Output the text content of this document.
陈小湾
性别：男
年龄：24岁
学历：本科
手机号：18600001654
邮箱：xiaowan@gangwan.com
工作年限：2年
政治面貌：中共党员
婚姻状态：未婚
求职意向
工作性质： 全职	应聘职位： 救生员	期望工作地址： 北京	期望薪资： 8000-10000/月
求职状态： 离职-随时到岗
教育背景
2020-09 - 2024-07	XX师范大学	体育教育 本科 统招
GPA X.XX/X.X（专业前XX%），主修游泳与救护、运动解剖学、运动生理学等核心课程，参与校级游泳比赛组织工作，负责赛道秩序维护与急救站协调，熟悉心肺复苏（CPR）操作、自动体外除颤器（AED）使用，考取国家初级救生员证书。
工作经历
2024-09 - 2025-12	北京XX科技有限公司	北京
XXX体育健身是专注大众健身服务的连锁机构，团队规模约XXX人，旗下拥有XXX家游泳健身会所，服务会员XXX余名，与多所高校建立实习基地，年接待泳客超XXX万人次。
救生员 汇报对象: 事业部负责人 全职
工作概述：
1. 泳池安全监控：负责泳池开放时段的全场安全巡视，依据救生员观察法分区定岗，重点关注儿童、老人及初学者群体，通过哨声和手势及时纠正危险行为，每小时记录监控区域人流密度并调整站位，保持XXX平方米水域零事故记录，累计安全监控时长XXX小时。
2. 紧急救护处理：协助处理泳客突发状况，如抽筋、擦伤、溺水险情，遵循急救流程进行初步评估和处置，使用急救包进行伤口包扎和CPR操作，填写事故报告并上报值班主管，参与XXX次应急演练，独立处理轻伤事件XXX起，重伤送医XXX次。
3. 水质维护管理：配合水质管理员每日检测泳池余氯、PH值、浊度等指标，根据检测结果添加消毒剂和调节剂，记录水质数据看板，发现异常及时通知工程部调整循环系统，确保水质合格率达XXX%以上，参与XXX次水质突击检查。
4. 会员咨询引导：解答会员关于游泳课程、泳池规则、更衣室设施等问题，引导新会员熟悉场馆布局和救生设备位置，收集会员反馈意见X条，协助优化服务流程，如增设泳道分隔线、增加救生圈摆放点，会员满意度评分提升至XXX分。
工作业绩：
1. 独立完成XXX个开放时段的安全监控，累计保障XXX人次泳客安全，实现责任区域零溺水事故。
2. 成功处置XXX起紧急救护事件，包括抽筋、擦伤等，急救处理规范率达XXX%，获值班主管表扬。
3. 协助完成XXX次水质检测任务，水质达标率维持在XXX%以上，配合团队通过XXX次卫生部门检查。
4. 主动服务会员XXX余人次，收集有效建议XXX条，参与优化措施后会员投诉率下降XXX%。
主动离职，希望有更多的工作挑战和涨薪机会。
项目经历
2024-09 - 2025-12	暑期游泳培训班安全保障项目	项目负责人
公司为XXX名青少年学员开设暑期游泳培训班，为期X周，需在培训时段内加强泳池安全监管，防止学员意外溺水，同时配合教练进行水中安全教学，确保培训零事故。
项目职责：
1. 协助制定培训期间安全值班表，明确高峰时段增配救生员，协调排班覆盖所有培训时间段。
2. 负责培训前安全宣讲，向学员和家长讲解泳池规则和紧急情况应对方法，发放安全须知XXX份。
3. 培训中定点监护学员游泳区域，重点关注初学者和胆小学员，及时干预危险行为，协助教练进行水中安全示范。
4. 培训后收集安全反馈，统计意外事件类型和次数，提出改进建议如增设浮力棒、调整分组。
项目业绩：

########

WHAT IS NEEDED: Print the material verbatim, all of it.

EXERCISE ANSWER:
Output the text content of this document.
陈小湾
性别：男
年龄：24岁
学历：本科
手机号：18600001654
邮箱：xiaowan@gangwan.com
工作年限：2年
政治面貌：中共党员
婚姻状态：未婚
求职意向
工作性质： 全职	应聘职位： 救生员	期望工作地址： 北京	期望薪资： 8000-10000/月
求职状态： 离职-随时到岗
教育背景
2020-09 - 2024-07	XX师范大学	体育教育 本科 统招
GPA X.XX/X.X（专业前XX%），主修游泳与救护、运动解剖学、运动生理学等核心课程，参与校级游泳比赛组织工作，负责赛道秩序维护与急救站协调，熟悉心肺复苏（CPR）操作、自动体外除颤器（AED）使用，考取国家初级救生员证书。
工作经历
2024-09 - 2025-12	北京XX科技有限公司	北京
XXX体育健身是专注大众健身服务的连锁机构，团队规模约XXX人，旗下拥有XXX家游泳健身会所，服务会员XXX余名，与多所高校建立实习基地，年接待泳客超XXX万人次。
救生员 汇报对象: 事业部负责人 全职
工作概述：
1. 泳池安全监控：负责泳池开放时段的全场安全巡视，依据救生员观察法分区定岗，重点关注儿童、老人及初学者群体，通过哨声和手势及时纠正危险行为，每小时记录监控区域人流密度并调整站位，保持XXX平方米水域零事故记录，累计安全监控时长XXX小时。
2. 紧急救护处理：协助处理泳客突发状况，如抽筋、擦伤、溺水险情，遵循急救流程进行初步评估和处置，使用急救包进行伤口包扎和CPR操作，填写事故报告并上报值班主管，参与XXX次应急演练，独立处理轻伤事件XXX起，重伤送医XXX次。
3. 水质维护管理：配合水质管理员每日检测泳池余氯、PH值、浊度等指标，根据检测结果添加消毒剂和调节剂，记录水质数据看板，发现异常及时通知工程部调整循环系统，确保水质合格率达XXX%以上，参与XXX次水质突击检查。
4. 会员咨询引导：解答会员关于游泳课程、泳池规则、更衣室设施等问题，引导新会员熟悉场馆布局和救生设备位置，收集会员反馈意见X条，协助优化服务流程，如增设泳道分隔线、增加救生圈摆放点，会员满意度评分提升至XXX分。
工作业绩：
1. 独立完成XXX个开放时段的安全监控，累计保障XXX人次泳客安全，实现责任区域零溺水事故。
2. 成功处置XXX起紧急救护事件，包括抽筋、擦伤等，急救处理规范率达XXX%，获值班主管表扬。
3. 协助完成XXX次水质检测任务，水质达标率维持在XXX%以上，配合团队通过XXX次卫生部门检查。
4. 主动服务会员XXX余人次，收集有效建议XXX条，参与优化措施后会员投诉率下降XXX%。
主动离职，希望有更多的工作挑战和涨薪机会。
项目经历
2024-09 - 2025-12	暑期游泳培训班安全保障项目	项目负责人
公司为XXX名青少年学员开设暑期游泳培训班，为期X周，需在培训时段内加强泳池安全监管，防止学员意外溺水，同时配合教练进行水中安全教学，确保培训零事故。
项目职责：
1. 协助制定培训期间安全值班表，明确高峰时段增配救生员，协调排班覆盖所有培训时间段。
2. 负责培训前安全宣讲，向学员和家长讲解泳池规则和紧急情况应对方法，发放安全须知XXX份。
3. 培训中定点监护学员游泳区域，重点关注初学者和胆小学员，及时干预危险行为，协助教练进行水中安全示范。
4. 培训后收集安全反馈，统计意外事件类型和次数，提出改进建议如增设浮力棒、调整分组。
项目业绩：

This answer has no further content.